§ Task
For each line in the data below that holds "JSON", return a copy.

§ Given entries
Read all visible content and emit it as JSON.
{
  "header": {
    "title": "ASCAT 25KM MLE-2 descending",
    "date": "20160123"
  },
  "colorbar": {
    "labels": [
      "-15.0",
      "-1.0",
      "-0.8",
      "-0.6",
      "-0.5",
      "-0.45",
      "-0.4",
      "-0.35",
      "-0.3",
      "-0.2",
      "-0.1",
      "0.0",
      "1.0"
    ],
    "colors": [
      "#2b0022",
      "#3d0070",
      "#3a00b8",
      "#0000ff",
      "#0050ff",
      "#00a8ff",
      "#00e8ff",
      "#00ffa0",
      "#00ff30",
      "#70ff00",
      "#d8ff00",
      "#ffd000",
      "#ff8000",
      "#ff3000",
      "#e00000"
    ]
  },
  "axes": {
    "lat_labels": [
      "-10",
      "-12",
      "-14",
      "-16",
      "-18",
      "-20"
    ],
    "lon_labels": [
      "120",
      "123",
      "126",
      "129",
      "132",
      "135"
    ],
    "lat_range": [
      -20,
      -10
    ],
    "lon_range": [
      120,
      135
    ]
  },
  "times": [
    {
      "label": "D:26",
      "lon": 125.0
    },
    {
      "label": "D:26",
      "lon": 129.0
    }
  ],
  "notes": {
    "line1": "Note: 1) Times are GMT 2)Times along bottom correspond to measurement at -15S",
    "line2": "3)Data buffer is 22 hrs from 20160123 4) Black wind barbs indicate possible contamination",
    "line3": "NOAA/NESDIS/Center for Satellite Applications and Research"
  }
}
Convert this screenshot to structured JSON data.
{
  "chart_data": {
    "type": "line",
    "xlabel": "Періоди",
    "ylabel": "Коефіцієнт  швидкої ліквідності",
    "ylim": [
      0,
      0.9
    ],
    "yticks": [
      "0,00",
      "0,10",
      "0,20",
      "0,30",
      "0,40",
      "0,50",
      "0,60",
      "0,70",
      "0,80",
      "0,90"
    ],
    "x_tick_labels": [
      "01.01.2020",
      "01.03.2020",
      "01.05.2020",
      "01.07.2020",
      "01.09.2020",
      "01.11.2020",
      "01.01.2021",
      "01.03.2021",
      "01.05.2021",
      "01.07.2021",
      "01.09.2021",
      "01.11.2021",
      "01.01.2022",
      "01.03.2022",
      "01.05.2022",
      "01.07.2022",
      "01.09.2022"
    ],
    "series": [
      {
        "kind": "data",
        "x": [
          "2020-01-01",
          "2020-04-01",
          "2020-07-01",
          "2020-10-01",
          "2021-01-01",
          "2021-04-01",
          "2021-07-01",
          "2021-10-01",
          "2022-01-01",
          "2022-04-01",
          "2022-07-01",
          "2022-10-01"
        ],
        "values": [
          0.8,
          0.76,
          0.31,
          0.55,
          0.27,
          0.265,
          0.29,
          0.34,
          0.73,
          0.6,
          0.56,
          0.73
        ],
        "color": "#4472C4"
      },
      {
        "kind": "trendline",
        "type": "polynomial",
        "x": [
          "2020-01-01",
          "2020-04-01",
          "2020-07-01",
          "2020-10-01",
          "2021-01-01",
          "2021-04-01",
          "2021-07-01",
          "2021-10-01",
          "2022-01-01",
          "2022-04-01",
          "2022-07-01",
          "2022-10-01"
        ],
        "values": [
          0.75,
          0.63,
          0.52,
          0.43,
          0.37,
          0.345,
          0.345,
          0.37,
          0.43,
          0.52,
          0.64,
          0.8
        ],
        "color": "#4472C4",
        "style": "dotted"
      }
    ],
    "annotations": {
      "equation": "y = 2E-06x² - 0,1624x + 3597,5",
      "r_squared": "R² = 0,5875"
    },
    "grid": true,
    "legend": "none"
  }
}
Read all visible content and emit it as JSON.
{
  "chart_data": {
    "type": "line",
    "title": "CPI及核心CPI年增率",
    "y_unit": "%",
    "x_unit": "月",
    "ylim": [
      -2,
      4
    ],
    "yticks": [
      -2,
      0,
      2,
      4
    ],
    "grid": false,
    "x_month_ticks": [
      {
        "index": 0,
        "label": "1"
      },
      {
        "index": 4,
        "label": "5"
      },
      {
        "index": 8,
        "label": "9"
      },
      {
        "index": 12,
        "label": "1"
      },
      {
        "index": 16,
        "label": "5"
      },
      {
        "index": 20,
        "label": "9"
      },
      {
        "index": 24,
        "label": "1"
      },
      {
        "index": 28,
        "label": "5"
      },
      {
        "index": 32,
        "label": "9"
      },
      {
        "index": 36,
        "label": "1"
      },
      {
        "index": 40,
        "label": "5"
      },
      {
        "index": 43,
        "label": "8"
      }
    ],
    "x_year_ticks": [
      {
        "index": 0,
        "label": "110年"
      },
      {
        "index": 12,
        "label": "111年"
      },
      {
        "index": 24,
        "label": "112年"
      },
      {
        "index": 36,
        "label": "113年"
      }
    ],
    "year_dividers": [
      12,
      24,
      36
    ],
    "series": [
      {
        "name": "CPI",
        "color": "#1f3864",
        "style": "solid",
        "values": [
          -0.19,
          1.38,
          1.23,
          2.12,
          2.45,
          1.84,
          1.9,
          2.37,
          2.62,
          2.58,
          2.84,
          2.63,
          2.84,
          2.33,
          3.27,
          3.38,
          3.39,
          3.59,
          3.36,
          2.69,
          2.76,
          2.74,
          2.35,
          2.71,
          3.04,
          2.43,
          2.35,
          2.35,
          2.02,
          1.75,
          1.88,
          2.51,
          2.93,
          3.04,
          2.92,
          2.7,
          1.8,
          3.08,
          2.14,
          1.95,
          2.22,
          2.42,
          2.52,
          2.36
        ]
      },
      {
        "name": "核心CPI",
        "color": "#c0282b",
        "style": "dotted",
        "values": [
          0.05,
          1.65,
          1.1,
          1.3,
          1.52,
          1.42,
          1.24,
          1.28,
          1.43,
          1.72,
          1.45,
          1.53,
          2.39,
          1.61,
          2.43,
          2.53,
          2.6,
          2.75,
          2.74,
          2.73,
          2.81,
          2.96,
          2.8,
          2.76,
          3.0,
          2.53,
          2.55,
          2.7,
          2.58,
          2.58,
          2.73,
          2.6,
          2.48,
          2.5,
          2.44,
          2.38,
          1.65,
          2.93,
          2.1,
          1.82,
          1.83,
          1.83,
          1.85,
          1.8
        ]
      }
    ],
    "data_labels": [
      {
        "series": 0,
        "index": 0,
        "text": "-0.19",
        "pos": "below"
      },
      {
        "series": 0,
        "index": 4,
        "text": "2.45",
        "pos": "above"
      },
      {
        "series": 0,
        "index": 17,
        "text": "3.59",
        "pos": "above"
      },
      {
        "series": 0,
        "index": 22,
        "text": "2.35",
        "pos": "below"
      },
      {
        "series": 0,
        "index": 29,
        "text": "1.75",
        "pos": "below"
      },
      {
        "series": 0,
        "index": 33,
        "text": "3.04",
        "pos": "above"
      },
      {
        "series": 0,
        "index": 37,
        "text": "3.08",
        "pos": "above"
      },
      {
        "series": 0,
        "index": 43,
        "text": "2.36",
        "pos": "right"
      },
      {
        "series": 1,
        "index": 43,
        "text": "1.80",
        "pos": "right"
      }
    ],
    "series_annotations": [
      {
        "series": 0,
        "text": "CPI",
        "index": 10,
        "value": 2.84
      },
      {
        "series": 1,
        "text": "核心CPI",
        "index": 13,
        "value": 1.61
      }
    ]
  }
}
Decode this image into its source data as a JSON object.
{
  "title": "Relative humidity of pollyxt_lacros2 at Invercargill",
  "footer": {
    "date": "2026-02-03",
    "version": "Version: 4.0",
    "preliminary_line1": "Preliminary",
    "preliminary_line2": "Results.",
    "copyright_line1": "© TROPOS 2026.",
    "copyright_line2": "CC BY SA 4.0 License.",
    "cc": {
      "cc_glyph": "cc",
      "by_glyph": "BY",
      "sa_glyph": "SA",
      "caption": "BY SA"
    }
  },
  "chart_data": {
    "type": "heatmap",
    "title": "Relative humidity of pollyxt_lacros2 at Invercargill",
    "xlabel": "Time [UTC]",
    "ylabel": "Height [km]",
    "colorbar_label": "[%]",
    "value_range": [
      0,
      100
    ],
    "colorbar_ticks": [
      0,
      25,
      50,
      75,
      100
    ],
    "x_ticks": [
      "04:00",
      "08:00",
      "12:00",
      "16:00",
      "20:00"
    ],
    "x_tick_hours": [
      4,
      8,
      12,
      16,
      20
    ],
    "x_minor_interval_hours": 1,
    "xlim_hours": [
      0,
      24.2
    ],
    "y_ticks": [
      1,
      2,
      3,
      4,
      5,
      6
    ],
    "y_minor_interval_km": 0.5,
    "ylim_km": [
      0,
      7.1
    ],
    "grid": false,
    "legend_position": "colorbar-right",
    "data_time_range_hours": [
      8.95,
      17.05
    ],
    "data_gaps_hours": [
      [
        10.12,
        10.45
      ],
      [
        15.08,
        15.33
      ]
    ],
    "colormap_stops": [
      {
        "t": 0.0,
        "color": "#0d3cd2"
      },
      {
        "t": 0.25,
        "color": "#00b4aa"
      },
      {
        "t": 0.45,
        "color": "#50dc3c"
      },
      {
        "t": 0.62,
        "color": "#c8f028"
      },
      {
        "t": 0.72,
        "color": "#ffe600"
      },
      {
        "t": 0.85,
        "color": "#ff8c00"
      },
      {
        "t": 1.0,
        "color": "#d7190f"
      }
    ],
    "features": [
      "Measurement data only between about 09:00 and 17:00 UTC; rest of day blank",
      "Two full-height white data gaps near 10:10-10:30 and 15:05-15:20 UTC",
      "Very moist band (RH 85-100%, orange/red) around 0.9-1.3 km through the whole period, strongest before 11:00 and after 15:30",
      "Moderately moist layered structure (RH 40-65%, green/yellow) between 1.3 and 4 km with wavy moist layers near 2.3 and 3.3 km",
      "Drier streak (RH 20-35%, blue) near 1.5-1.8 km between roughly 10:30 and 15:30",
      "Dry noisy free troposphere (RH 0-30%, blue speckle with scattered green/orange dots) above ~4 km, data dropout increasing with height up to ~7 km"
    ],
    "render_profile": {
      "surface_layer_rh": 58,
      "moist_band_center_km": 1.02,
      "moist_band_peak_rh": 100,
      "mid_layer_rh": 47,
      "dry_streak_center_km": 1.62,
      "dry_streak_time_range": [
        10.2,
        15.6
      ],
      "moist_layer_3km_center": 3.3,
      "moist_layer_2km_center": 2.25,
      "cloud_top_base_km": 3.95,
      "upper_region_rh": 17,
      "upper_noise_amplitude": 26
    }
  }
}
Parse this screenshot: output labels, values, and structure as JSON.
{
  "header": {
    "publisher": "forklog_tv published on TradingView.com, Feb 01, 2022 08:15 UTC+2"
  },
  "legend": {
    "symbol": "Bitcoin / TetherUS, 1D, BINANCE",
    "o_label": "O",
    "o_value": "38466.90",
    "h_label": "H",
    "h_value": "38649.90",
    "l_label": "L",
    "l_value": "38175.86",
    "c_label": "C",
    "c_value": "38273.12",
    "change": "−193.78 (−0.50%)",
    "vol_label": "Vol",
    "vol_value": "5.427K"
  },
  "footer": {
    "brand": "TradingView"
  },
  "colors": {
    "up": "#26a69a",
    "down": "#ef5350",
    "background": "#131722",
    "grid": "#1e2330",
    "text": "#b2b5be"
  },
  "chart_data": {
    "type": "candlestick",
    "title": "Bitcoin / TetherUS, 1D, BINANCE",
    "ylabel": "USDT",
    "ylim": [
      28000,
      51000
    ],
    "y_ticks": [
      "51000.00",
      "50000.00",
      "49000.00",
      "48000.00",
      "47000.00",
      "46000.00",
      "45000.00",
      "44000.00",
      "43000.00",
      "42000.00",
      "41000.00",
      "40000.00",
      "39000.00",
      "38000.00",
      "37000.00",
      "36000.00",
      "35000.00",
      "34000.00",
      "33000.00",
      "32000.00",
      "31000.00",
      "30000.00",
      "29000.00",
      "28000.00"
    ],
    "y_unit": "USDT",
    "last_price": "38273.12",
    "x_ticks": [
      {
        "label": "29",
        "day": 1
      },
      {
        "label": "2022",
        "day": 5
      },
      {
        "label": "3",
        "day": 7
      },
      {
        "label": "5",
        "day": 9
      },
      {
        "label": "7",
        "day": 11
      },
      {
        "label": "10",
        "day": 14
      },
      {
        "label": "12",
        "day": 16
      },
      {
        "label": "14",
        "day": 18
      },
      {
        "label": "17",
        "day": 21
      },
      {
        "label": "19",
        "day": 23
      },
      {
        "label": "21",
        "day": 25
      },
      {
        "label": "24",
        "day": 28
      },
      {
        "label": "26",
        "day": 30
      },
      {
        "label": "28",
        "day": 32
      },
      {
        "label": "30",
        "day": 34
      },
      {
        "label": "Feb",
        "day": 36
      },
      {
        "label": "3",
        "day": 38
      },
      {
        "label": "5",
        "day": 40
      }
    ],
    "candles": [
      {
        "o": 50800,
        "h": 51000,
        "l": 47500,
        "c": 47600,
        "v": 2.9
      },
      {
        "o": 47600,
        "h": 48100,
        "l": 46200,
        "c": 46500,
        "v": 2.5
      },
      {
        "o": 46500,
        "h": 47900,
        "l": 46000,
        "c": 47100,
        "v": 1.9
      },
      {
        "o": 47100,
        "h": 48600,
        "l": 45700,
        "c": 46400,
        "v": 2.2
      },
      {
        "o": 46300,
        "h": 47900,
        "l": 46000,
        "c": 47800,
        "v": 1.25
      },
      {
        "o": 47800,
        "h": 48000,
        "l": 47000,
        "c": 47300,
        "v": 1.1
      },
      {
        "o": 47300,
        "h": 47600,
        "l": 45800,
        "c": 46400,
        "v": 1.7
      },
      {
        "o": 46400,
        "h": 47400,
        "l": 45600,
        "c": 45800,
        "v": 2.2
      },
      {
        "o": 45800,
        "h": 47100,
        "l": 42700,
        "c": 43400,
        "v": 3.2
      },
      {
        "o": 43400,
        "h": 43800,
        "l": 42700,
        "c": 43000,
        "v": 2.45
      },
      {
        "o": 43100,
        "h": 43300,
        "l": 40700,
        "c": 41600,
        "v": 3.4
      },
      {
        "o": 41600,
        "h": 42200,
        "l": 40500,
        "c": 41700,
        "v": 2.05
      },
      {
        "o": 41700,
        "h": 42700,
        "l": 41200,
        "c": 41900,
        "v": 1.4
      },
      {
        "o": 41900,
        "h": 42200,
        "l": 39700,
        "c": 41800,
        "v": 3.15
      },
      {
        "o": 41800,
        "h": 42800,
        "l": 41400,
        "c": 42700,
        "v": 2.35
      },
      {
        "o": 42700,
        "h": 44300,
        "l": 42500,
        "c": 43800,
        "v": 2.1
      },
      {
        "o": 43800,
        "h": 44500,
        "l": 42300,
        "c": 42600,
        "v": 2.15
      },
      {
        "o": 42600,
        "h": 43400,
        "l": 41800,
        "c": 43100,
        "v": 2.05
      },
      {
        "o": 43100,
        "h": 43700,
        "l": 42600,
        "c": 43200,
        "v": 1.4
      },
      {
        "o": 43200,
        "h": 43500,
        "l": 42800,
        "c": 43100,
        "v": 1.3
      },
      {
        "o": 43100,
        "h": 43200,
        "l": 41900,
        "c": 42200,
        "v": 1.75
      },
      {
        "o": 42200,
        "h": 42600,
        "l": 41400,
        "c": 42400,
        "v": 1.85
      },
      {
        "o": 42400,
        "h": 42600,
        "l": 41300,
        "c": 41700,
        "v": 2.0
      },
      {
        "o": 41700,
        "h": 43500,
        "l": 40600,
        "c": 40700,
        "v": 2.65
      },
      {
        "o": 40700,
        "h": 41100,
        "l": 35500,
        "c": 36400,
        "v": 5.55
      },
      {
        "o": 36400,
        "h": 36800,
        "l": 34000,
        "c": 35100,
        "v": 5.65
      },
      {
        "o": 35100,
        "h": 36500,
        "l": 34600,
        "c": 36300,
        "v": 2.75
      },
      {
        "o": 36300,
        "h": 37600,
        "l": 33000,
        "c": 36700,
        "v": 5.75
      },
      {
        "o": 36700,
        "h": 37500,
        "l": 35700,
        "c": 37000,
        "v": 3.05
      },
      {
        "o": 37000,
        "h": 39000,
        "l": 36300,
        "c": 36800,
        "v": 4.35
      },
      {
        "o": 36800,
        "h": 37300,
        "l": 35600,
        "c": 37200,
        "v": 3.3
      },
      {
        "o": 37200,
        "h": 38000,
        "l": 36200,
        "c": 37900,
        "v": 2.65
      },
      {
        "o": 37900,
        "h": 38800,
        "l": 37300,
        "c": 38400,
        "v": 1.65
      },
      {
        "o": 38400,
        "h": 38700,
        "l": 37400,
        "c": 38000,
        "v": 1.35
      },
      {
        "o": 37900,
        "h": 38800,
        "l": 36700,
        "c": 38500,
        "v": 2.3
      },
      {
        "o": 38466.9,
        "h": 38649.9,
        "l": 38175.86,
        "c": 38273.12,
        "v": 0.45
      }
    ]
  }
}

§ Answer in full
Read all visible content and emit it as JSON.
Convert this screenshot to structured JSON data.
Read all visible content and emit it as JSON.
Decode this image into its source data as a JSON object.
Parse this screenshot: output labels, values, and structure as JSON.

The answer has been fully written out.